▸ PROBLEM DESCRIPTION:
Would you quote the material below in full and unchanged?

BEGIN

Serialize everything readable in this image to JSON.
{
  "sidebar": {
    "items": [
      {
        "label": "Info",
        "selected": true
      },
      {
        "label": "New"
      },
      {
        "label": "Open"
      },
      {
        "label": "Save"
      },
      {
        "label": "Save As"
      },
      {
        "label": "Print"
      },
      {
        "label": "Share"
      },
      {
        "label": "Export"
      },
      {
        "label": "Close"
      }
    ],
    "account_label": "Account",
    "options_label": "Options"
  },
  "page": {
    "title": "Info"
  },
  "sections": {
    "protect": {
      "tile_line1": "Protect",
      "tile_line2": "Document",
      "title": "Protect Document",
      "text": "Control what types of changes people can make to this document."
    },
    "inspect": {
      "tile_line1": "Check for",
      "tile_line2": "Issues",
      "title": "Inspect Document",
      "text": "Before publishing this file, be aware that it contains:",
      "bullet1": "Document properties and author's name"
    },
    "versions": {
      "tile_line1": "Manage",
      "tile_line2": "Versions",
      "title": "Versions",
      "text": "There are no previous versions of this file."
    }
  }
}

END

▸ RESULT FOR THIS TASK:
Serialize everything readable in this image to JSON.
{
  "sidebar": {
    "items": [
      {
        "label": "Info",
        "selected": true
      },
      {
        "label": "New"
      },
      {
        "label": "Open"
      },
      {
        "label": "Save"
      },
      {
        "label": "Save As"
      },
      {
        "label": "Print"
      },
      {
        "label": "Share"
      },
      {
        "label": "Export"
      },
      {
        "label": "Close"
      }
    ],
    "account_label": "Account",
    "options_label": "Options"
  },
  "page": {
    "title": "Info"
  },
  "sections": {
    "protect": {
      "tile_line1": "Protect",
      "tile_line2": "Document",
      "title": "Protect Document",
      "text": "Control what types of changes people can make to this document."
    },
    "inspect": {
      "tile_line1": "Check for",
      "tile_line2": "Issues",
      "title": "Inspect Document",
      "text": "Before publishing this file, be aware that it contains:",
      "bullet1": "Document properties and author's name"
    },
    "versions": {
      "tile_line1": "Manage",
      "tile_line2": "Versions",
      "title": "Versions",
      "text": "There are no previous versions of this file."
    }
  }
}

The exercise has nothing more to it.